• _RECORDS FOR THE TASK_:
** Start **

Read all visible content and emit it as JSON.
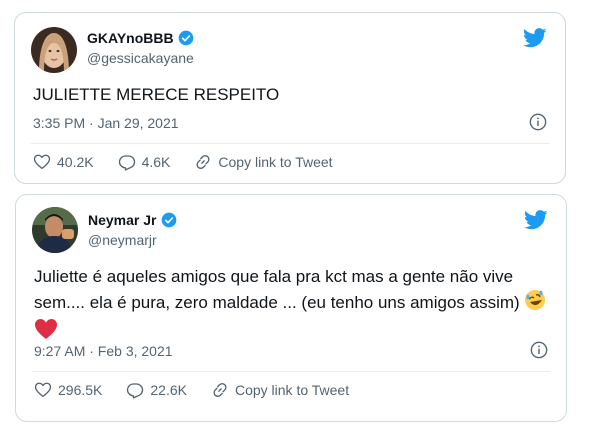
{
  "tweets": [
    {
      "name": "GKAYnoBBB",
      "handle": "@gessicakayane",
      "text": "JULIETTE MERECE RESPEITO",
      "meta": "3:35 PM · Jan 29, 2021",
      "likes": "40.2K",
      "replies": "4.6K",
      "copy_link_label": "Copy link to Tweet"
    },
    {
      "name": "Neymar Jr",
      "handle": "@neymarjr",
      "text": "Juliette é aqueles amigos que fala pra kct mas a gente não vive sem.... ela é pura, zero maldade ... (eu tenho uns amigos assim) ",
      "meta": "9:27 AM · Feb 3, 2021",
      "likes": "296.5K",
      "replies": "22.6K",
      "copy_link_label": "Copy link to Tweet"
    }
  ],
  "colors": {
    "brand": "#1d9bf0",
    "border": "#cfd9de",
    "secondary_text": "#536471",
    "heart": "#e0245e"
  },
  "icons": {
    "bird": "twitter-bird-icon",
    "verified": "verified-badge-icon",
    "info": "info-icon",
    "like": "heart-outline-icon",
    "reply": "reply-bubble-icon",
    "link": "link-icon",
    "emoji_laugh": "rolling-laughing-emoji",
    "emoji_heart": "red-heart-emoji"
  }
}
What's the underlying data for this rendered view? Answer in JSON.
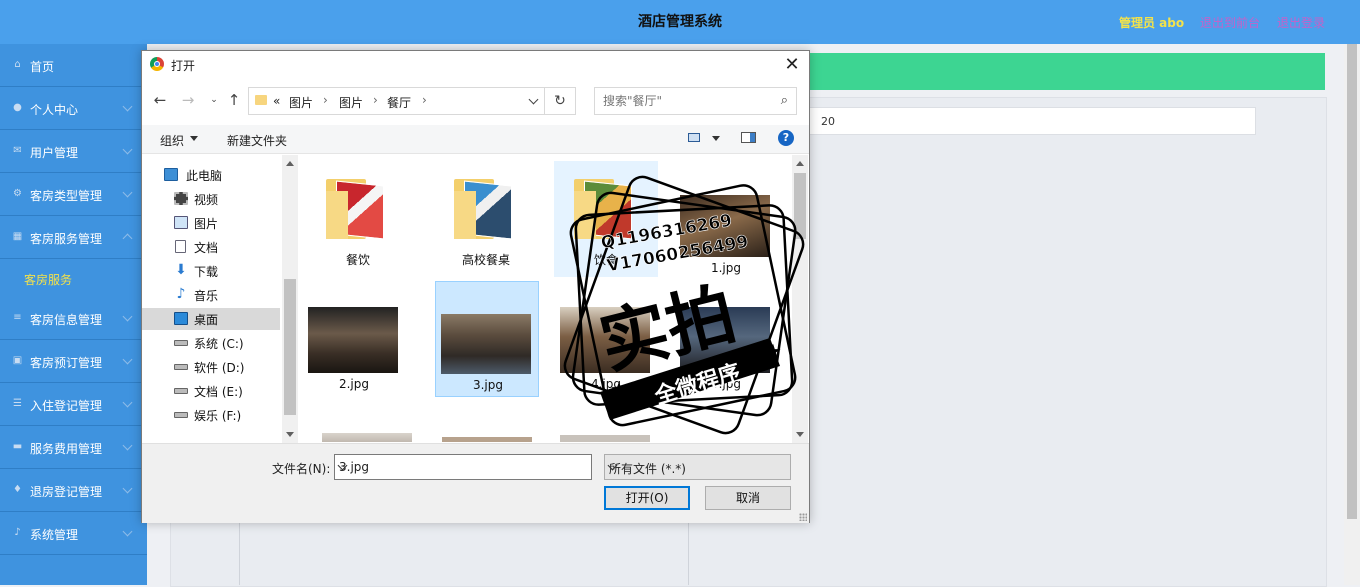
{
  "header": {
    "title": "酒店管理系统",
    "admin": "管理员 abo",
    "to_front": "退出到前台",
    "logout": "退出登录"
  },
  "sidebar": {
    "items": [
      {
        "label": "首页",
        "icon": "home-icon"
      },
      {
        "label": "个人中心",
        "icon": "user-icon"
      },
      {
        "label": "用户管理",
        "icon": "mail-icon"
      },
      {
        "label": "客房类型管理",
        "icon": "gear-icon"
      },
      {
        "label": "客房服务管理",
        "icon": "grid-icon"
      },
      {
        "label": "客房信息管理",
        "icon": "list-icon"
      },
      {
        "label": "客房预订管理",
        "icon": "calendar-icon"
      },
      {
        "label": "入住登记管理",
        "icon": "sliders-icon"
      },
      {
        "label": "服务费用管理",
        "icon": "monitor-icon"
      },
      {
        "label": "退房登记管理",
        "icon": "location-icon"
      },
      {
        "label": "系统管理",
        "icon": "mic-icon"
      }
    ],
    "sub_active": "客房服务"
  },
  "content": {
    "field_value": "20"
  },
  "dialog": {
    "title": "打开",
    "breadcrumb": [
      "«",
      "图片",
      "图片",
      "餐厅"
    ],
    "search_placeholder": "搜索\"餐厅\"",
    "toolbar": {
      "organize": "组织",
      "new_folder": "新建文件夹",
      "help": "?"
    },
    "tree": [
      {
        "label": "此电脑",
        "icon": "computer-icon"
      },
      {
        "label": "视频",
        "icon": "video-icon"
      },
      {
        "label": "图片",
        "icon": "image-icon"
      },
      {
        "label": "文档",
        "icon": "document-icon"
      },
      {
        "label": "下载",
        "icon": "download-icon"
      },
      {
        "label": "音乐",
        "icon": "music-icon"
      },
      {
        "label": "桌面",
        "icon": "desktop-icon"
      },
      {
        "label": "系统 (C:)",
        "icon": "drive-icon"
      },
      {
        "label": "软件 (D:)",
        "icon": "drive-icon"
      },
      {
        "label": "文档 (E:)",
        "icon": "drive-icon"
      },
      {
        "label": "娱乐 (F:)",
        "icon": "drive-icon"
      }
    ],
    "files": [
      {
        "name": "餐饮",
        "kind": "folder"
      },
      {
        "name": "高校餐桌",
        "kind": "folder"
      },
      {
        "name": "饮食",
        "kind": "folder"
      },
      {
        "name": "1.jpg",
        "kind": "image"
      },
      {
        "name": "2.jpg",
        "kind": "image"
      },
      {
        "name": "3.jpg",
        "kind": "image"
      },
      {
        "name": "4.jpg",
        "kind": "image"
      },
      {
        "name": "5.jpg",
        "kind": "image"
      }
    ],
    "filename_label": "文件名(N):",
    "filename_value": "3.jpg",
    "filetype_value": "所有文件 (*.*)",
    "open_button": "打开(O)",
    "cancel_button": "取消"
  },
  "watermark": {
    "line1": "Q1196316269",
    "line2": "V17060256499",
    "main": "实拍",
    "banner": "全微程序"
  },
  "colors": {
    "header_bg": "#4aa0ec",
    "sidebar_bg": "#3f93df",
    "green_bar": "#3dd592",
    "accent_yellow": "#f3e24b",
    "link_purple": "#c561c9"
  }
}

** End **
** Start **

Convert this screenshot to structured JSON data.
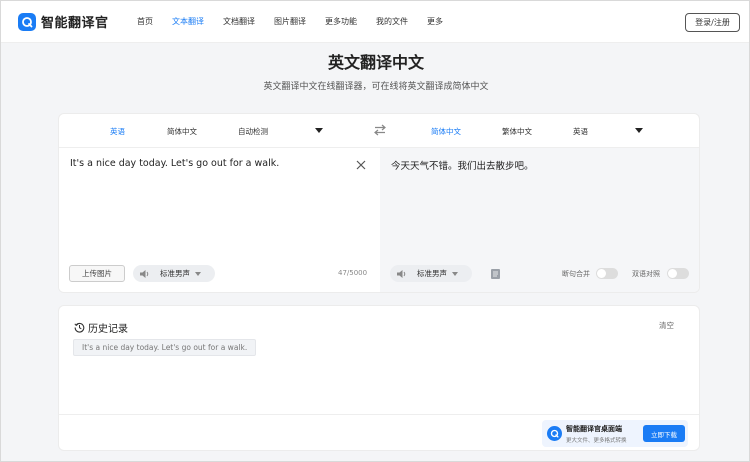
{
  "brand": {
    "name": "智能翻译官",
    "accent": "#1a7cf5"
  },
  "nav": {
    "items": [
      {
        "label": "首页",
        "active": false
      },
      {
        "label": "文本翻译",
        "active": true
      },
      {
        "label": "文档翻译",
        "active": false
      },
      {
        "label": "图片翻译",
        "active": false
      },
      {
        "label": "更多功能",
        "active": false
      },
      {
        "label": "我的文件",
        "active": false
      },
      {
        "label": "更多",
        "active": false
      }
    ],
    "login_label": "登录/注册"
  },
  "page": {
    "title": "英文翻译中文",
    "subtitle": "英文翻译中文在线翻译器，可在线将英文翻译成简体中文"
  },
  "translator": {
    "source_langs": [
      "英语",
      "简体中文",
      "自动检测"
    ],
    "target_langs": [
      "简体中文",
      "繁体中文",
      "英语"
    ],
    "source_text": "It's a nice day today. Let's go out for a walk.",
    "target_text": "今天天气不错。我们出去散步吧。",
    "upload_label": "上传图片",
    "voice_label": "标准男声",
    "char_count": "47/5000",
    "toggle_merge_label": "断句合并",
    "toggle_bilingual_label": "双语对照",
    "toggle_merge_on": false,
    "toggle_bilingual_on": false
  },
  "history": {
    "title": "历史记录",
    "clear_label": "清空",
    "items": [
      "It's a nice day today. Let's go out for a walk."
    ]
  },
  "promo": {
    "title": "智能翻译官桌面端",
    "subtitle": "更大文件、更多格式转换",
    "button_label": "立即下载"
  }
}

** End **

• _STATED EXERCISE_: Establish how many lines of the records contain the string "walk" and state that number without elaboration.

• _SOLUTION BELOW_: 2